* Start Supplied material *

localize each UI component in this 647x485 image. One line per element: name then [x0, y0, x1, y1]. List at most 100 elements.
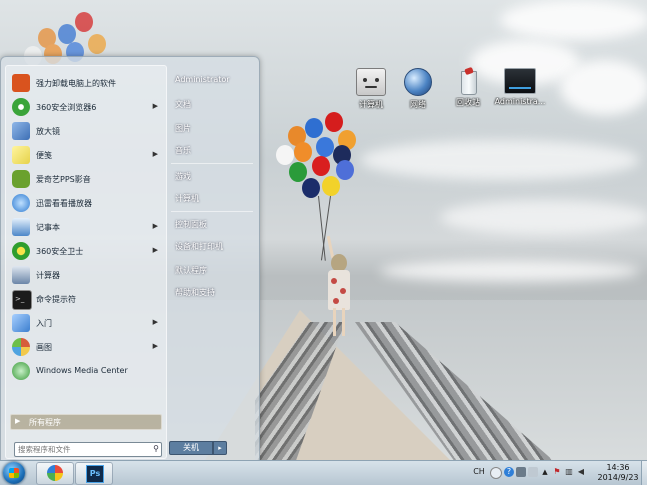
media-center-icon — [12, 362, 30, 380]
network-icon — [404, 68, 432, 96]
search-icon[interactable]: ⚲ — [153, 444, 159, 453]
keyboard-icon[interactable] — [490, 467, 502, 479]
program-calculator[interactable]: 计算器 — [10, 264, 162, 286]
cloud — [500, 0, 647, 40]
balloon — [322, 176, 340, 196]
cloud — [380, 260, 640, 282]
program-360-browser[interactable]: 360安全浏览器6 ▶ — [10, 96, 162, 118]
program-label: 强力卸载电脑上的软件 — [36, 79, 116, 88]
right-item-music[interactable]: 音乐 — [175, 145, 253, 159]
program-paint[interactable]: 画图 ▶ — [10, 336, 162, 358]
ime-indicator[interactable]: CH — [472, 467, 486, 477]
getting-started-icon — [12, 314, 30, 332]
balloon — [88, 34, 106, 54]
taskbar-app-photoshop[interactable]: Ps — [75, 462, 113, 485]
clock-time: 14:36 — [606, 463, 630, 472]
program-cmd[interactable]: >_ 命令提示符 — [10, 288, 162, 310]
search-box[interactable]: ⚲ — [14, 442, 162, 457]
separator — [171, 163, 253, 164]
program-xunlei-player[interactable]: 迅雷看看播放器 — [10, 192, 162, 214]
balloon — [312, 156, 330, 176]
submenu-arrow-icon: ▶ — [152, 222, 158, 230]
girl-dress — [328, 270, 350, 310]
uninstall-icon — [12, 74, 30, 92]
desktop-icon-recycle-bin[interactable]: 回收站 — [441, 66, 495, 108]
balloon — [58, 24, 76, 44]
program-notepad[interactable]: 记事本 ▶ — [10, 216, 162, 238]
submenu-arrow-icon: ▶ — [152, 342, 158, 350]
sticky-notes-icon — [12, 146, 30, 164]
user-folder-icon — [504, 68, 536, 94]
windows-logo-icon — [9, 468, 19, 478]
right-item-default-programs[interactable]: 默认程序 — [175, 265, 253, 279]
program-sticky-notes[interactable]: 便笺 ▶ — [10, 144, 162, 166]
right-item-pictures[interactable]: 图片 — [175, 123, 253, 137]
balloon — [75, 12, 93, 32]
desktop-icon-label: 网络 — [410, 100, 426, 109]
program-label: 入门 — [36, 319, 52, 328]
desktop-icon-computer[interactable]: 计算机 — [344, 68, 398, 110]
ime-toolbar-icon[interactable] — [516, 467, 526, 477]
start-menu: 强力卸载电脑上的软件 360安全浏览器6 ▶ 放大镜 便笺 ▶ 爱奇艺PPS影音… — [0, 56, 260, 462]
desktop-icon-user-folder[interactable]: Administra... — [493, 68, 547, 106]
right-item-games[interactable]: 游戏 — [175, 171, 253, 185]
computer-icon — [356, 68, 386, 96]
right-item-user[interactable]: Administrator — [175, 75, 253, 89]
show-desktop-button[interactable] — [641, 461, 647, 485]
program-label: Windows Media Center — [36, 366, 128, 375]
cmd-icon: >_ — [12, 290, 32, 310]
program-label: 放大镜 — [36, 127, 60, 136]
action-center-icon[interactable]: ⚑ — [552, 467, 562, 477]
program-label: 便笺 — [36, 151, 52, 160]
all-programs-label: 所有程序 — [29, 418, 61, 427]
submenu-arrow-icon: ▶ — [152, 246, 158, 254]
paint-icon — [12, 338, 30, 356]
clock[interactable]: 14:36 2014/9/23 — [595, 463, 641, 483]
desktop-icon-network[interactable]: 网络 — [391, 68, 445, 110]
balloon — [302, 178, 320, 198]
program-getting-started[interactable]: 入门 ▶ — [10, 312, 162, 334]
start-menu-places-pane: Administrator 文档 图片 音乐 游戏 计算机 控制面板 设备和打印… — [169, 65, 255, 457]
program-360-safe[interactable]: 360安全卫士 ▶ — [10, 240, 162, 262]
program-pps[interactable]: 爱奇艺PPS影音 — [10, 168, 162, 190]
balloon — [325, 112, 343, 132]
balloon — [336, 160, 354, 180]
volume-icon[interactable]: ◀ — [576, 467, 586, 477]
expand-arrow-icon: ▶ — [15, 417, 21, 425]
show-hidden-icons-icon[interactable]: ▲ — [540, 467, 550, 477]
cloud — [440, 200, 647, 235]
taskbar-app-360-browser[interactable] — [36, 462, 74, 485]
girl-arm — [326, 235, 335, 259]
desktop-icon-label: 回收站 — [456, 98, 480, 107]
program-label: 360安全卫士 — [36, 247, 84, 256]
right-item-control-panel[interactable]: 控制面板 — [175, 219, 253, 233]
balloon — [316, 137, 334, 157]
cloud — [360, 140, 640, 180]
balloon — [294, 142, 312, 162]
program-media-center[interactable]: Windows Media Center — [10, 360, 162, 382]
shutdown-button[interactable]: 关机 — [169, 441, 213, 455]
network-status-icon[interactable]: ▥ — [564, 467, 574, 477]
right-item-help[interactable]: 帮助和支持 — [175, 287, 253, 301]
help-icon[interactable]: ? — [504, 467, 514, 477]
start-button[interactable] — [3, 462, 25, 484]
right-item-documents[interactable]: 文档 — [175, 99, 253, 113]
tray-settings-icon[interactable] — [528, 467, 538, 477]
separator — [171, 211, 253, 212]
right-item-computer[interactable]: 计算机 — [175, 193, 253, 207]
shutdown-options-button[interactable]: ▸ — [213, 441, 227, 455]
program-label: 计算器 — [36, 271, 60, 280]
360-browser-icon — [47, 465, 63, 481]
right-item-devices-printers[interactable]: 设备和打印机 — [175, 241, 253, 255]
girl-leg — [333, 308, 336, 336]
pps-icon — [12, 170, 30, 188]
program-uninstaller[interactable]: 强力卸载电脑上的软件 — [10, 72, 162, 94]
program-magnifier[interactable]: 放大镜 — [10, 120, 162, 142]
magnifier-icon — [12, 122, 30, 140]
balloon — [305, 118, 323, 138]
all-programs-button[interactable]: ▶ 所有程序 — [10, 414, 162, 430]
search-input[interactable] — [15, 443, 147, 456]
program-label: 画图 — [36, 343, 52, 352]
photoshop-icon: Ps — [86, 465, 104, 483]
start-menu-programs-pane: 强力卸载电脑上的软件 360安全浏览器6 ▶ 放大镜 便笺 ▶ 爱奇艺PPS影音… — [5, 65, 167, 459]
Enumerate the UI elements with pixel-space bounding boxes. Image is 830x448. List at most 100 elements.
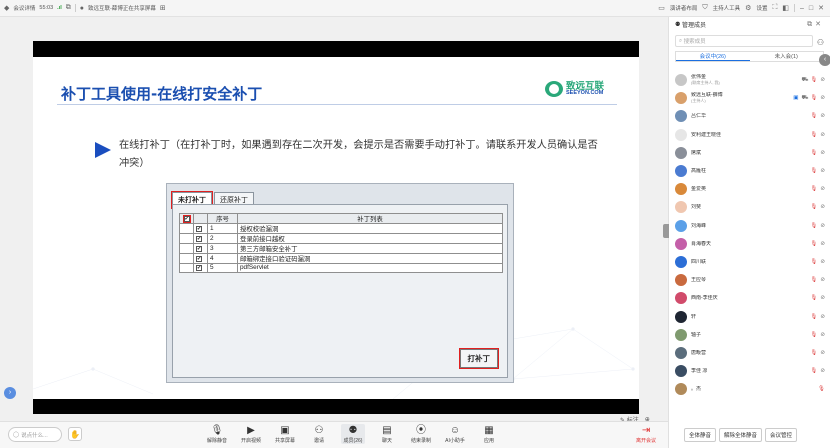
panel-window-controls[interactable]: ⧉✕ bbox=[807, 20, 824, 29]
ai-assistant-button[interactable]: ☺ AI小助手 bbox=[443, 424, 467, 444]
member-name: 西南-李佳庆 bbox=[691, 295, 718, 302]
panel-title: 管理成员 bbox=[682, 22, 707, 29]
avatar bbox=[675, 110, 687, 123]
fullscreen-icon[interactable]: ⛶ bbox=[772, 4, 777, 12]
host-tools-dropdown[interactable]: 主持人工具 bbox=[713, 4, 741, 12]
member-item[interactable]: 西南-李佳庆 🎙 ⊘ bbox=[669, 289, 830, 307]
camera-off-icon: ⊘ bbox=[820, 240, 825, 247]
member-item[interactable]: 。杰 🎙 bbox=[669, 380, 830, 398]
member-search-input[interactable]: ⌕ 搜索成员 bbox=[675, 35, 813, 47]
member-role: (主持人) bbox=[691, 98, 706, 104]
avatar bbox=[675, 310, 687, 323]
maximize-icon[interactable]: □ bbox=[809, 5, 813, 12]
avatar bbox=[675, 365, 687, 378]
unmute-all-button[interactable]: 解除全体静音 bbox=[719, 427, 763, 442]
mic-muted-icon: 🎙 bbox=[810, 277, 818, 284]
member-item[interactable]: 张伟金 (联席主持人, 我) ⛟ 🎙 ⊘ bbox=[669, 71, 830, 89]
avatar bbox=[675, 383, 687, 396]
member-item[interactable]: 高雁柱 🎙 ⊘ bbox=[669, 162, 830, 180]
tab-not-joined[interactable]: 未入会(1) bbox=[750, 52, 824, 61]
member-item[interactable]: 轩 🎙 ⊘ bbox=[669, 307, 830, 325]
bullet-text: 在线打补丁（在打补丁时，如果遇到存在二次开发，会提示是否需要手动打补丁。请联系开… bbox=[119, 140, 598, 169]
members-icon: ⚉ bbox=[348, 425, 358, 436]
avatar bbox=[675, 328, 687, 341]
member-item[interactable]: 金爱英 🎙 ⊘ bbox=[669, 180, 830, 198]
avatar bbox=[675, 146, 687, 159]
mute-all-button[interactable]: 全体静音 bbox=[684, 427, 717, 442]
member-item[interactable]: 轴子 🎙 ⊘ bbox=[669, 326, 830, 344]
camera-off-icon: ⊘ bbox=[820, 131, 825, 138]
avatar bbox=[675, 237, 687, 250]
avatar bbox=[675, 201, 687, 214]
ai-icon: ☺ bbox=[449, 425, 461, 436]
member-item[interactable]: 唐畈营 🎙 ⊘ bbox=[669, 344, 830, 362]
camera-off-icon: ⊘ bbox=[820, 258, 825, 265]
minimize-icon[interactable]: – bbox=[800, 5, 804, 12]
row-name: 邮箱绑定接口验证码漏洞 bbox=[237, 253, 503, 264]
leave-meeting-button[interactable]: ⇥ 离开会议 bbox=[636, 424, 656, 444]
start-video-button[interactable]: ▶ 开启视频 bbox=[239, 424, 263, 444]
patch-table: ✔ 序号 补丁列表 ✔ 1 授权校验漏洞 ✔ 2 登录前接口越权 ✔ 3 第三方邮箱安全补丁… bbox=[179, 213, 503, 273]
camera-off-icon: ⊘ bbox=[820, 368, 825, 375]
raise-hand-icon[interactable]: ✋ bbox=[68, 427, 82, 441]
meeting-info-icon[interactable]: ◆ bbox=[4, 4, 9, 12]
members-button[interactable]: ⚉ 成员(26) bbox=[341, 424, 365, 444]
member-item[interactable]: 四川联 🎙 ⊘ bbox=[669, 253, 830, 271]
row-no: 3 bbox=[207, 243, 238, 254]
member-name: 刘斐 bbox=[691, 204, 702, 211]
row-checkbox: ✔ bbox=[196, 226, 202, 232]
stop-recording-button[interactable]: ⦿ 结束录制 bbox=[409, 424, 433, 444]
avatar bbox=[675, 165, 687, 178]
member-item[interactable]: 王应琴 🎙 ⊘ bbox=[669, 271, 830, 289]
member-item[interactable]: 肖海春天 🎙 ⊘ bbox=[669, 235, 830, 253]
sidebar-toggle-icon[interactable]: ◧ bbox=[782, 4, 789, 12]
camera-off-icon: ⊘ bbox=[820, 222, 825, 229]
avatar bbox=[675, 74, 687, 87]
speaker-layout-dropdown[interactable]: 演讲者布局 bbox=[670, 4, 698, 12]
invite-icon: ⚇ bbox=[314, 425, 324, 436]
avatar bbox=[675, 92, 687, 105]
settings-button[interactable]: 设置 bbox=[756, 4, 767, 12]
tab-in-meeting[interactable]: 会议中(26) bbox=[676, 52, 750, 61]
chat-button[interactable]: ▤ 聊天 bbox=[375, 424, 399, 444]
member-item[interactable]: 致远互联-薛博 (主持人) ▣ ⛟ 🎙 ⊘ bbox=[669, 89, 830, 107]
member-item[interactable]: 刘海峰 🎙 ⊘ bbox=[669, 217, 830, 235]
record-icon: ⦿ bbox=[416, 425, 426, 436]
mic-muted-icon: 🎙 bbox=[810, 113, 818, 120]
leave-icon: ⇥ bbox=[641, 425, 651, 436]
collapse-panel-icon[interactable]: ‹ bbox=[819, 54, 830, 66]
meeting-control-dropdown[interactable]: 会议管控 bbox=[765, 427, 798, 442]
screen-share-icon: ▣ bbox=[280, 425, 290, 436]
chat-input[interactable]: ◯ 说点什么... bbox=[8, 427, 62, 442]
signal-icon: .ıl bbox=[57, 5, 62, 11]
expand-left-icon[interactable]: › bbox=[4, 387, 16, 399]
member-name: 轩 bbox=[691, 313, 697, 320]
apps-button[interactable]: ▦ 应用 bbox=[477, 424, 501, 444]
member-item[interactable]: 刘斐 🎙 ⊘ bbox=[669, 198, 830, 216]
add-member-icon[interactable]: ⚇ bbox=[817, 38, 824, 47]
close-icon[interactable]: ✕ bbox=[818, 4, 824, 12]
camera-off-icon: ⊘ bbox=[820, 204, 825, 211]
member-item[interactable]: 吕仁华 🎙 ⊘ bbox=[669, 107, 830, 125]
member-name: 刘海峰 bbox=[691, 222, 707, 229]
invite-button[interactable]: ⚇ 邀请 bbox=[307, 424, 331, 444]
row-name: 第三方邮箱安全补丁 bbox=[237, 243, 503, 254]
member-name: 王应琴 bbox=[691, 277, 707, 284]
gear-icon: ⚙ bbox=[745, 5, 752, 12]
mic-muted-icon: 🎙 bbox=[810, 186, 818, 193]
member-item[interactable]: 席斌 🎙 ⊘ bbox=[669, 144, 830, 162]
unmute-button[interactable]: 🎙 解除静音 bbox=[205, 424, 229, 444]
avatar bbox=[675, 219, 687, 232]
meeting-details-link[interactable]: 会议详情 bbox=[13, 4, 35, 12]
camera-off-icon: ⊘ bbox=[820, 313, 825, 320]
mic-muted-icon: 🎙 bbox=[810, 168, 818, 175]
pip-icon[interactable]: ⧉ bbox=[66, 4, 71, 12]
member-name: 安利建王晓佳 bbox=[691, 131, 722, 138]
member-item[interactable]: 安利建王晓佳 🎙 ⊘ bbox=[669, 126, 830, 144]
top-bar: ◆ 会议详情 55:03 .ıl ⧉ ● 致远互联-薛博正在共享屏幕 ⊞ ▭ 演… bbox=[0, 0, 830, 17]
member-list: 张伟金 (联席主持人, 我) ⛟ 🎙 ⊘ 致远互联-薛博 (主持人) ▣ ⛟ 🎙 ⊘ 吕仁华 🎙 ⊘ 安利建… bbox=[669, 71, 830, 398]
share-screen-button[interactable]: ▣ 共享屏幕 bbox=[273, 424, 297, 444]
member-item[interactable]: 李佳 凉 🎙 ⊘ bbox=[669, 362, 830, 380]
avatar bbox=[675, 274, 687, 287]
grid-icon[interactable]: ⊞ bbox=[160, 4, 166, 12]
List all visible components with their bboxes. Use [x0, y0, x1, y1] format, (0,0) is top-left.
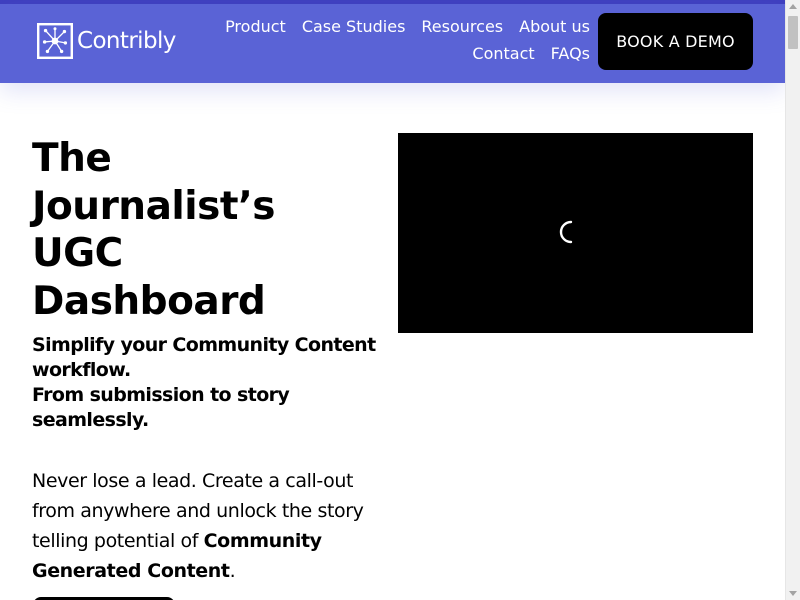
hero-description-end: . [229, 560, 236, 582]
hero-title-line: Journalist’s [32, 183, 276, 229]
hero-subtitle-line: Simplify your Community Content workflow… [32, 334, 376, 381]
scroll-down-arrow-icon[interactable] [789, 591, 797, 596]
video-player[interactable] [398, 133, 753, 333]
hero-description: Never lose a lead. Create a call-out fro… [32, 466, 387, 586]
hero-title: The Journalist’s UGC Dashboard [32, 135, 382, 325]
hero-title-line: The [32, 136, 112, 181]
brand-logo[interactable]: Contribly [37, 22, 176, 60]
book-demo-button[interactable]: BOOK A DEMO [598, 13, 753, 70]
page: Contribly Product Case Studies Resources… [0, 0, 800, 600]
hero-subtitle-line: From submission to story seamlessly. [32, 384, 290, 431]
hero-title-line: UGC [32, 231, 123, 276]
loading-spinner-icon [559, 220, 573, 244]
nav-case-studies[interactable]: Case Studies [302, 16, 406, 43]
nav-product[interactable]: Product [225, 16, 286, 43]
nav-about-us[interactable]: About us [519, 16, 590, 43]
nav-row-secondary: Contact FAQs [205, 43, 590, 70]
nav-faqs[interactable]: FAQs [551, 43, 590, 70]
scroll-up-arrow-icon[interactable] [789, 4, 797, 9]
main-nav: Product Case Studies Resources About us … [205, 16, 590, 70]
scrollbar-thumb[interactable] [788, 16, 798, 49]
hero-subtitle: Simplify your Community Content workflow… [32, 333, 387, 433]
hero-title-line: Dashboard [32, 278, 266, 324]
brand-name: Contribly [77, 28, 176, 54]
nav-contact[interactable]: Contact [472, 43, 534, 70]
nav-row-primary: Product Case Studies Resources About us [205, 16, 590, 43]
site-header: Contribly Product Case Studies Resources… [0, 4, 785, 83]
network-logo-icon [37, 23, 73, 59]
nav-resources[interactable]: Resources [421, 16, 503, 43]
page-scrollbar[interactable] [785, 0, 800, 600]
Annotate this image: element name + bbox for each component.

* End Supplied material *

# Directions:
Can you repeat the entries from the line with "media-center-icon — [12, 362, 30, 380]" up to and including the line with "program-cmd[interactable]: >_ 命令提示符", copying each one verbatim?

# Exercise answer:
media-center-icon — [12, 362, 30, 380]
network-icon — [404, 68, 432, 96]
search-icon[interactable]: ⚲ — [153, 444, 159, 453]
keyboard-icon[interactable] — [490, 467, 502, 479]
program-calculator[interactable]: 计算器 — [10, 264, 162, 286]
cloud — [500, 0, 647, 40]
balloon — [322, 176, 340, 196]
cloud — [380, 260, 640, 282]
program-360-browser[interactable]: 360安全浏览器6 ▶ — [10, 96, 162, 118]
program-label: 强力卸载电脑上的软件 — [36, 79, 116, 88]
right-item-music[interactable]: 音乐 — [175, 145, 253, 159]
program-paint[interactable]: 画图 ▶ — [10, 336, 162, 358]
ime-indicator[interactable]: CH — [472, 467, 486, 477]
getting-started-icon — [12, 314, 30, 332]
balloon — [88, 34, 106, 54]
taskbar-app-photoshop[interactable]: Ps — [75, 462, 113, 485]
clock-time: 14:36 — [606, 463, 630, 472]
program-cmd[interactable]: >_ 命令提示符 — [10, 288, 162, 310]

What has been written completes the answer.